Dataset items ->
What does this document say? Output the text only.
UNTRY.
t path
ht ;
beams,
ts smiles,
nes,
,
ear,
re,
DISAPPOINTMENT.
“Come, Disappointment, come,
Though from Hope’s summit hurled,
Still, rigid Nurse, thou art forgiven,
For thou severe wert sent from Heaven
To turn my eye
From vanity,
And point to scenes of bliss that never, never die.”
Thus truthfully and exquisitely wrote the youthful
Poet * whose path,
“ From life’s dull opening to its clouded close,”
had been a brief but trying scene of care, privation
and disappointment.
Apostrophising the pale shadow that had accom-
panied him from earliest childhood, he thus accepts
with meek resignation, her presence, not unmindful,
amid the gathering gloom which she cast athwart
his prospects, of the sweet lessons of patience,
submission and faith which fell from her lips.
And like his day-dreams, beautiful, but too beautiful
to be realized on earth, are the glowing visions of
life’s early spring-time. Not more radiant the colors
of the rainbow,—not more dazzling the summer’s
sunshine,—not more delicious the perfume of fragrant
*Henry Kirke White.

What the task requires -> In the listing above, count each line that holds the string "more". Give the number only.

The response -> 3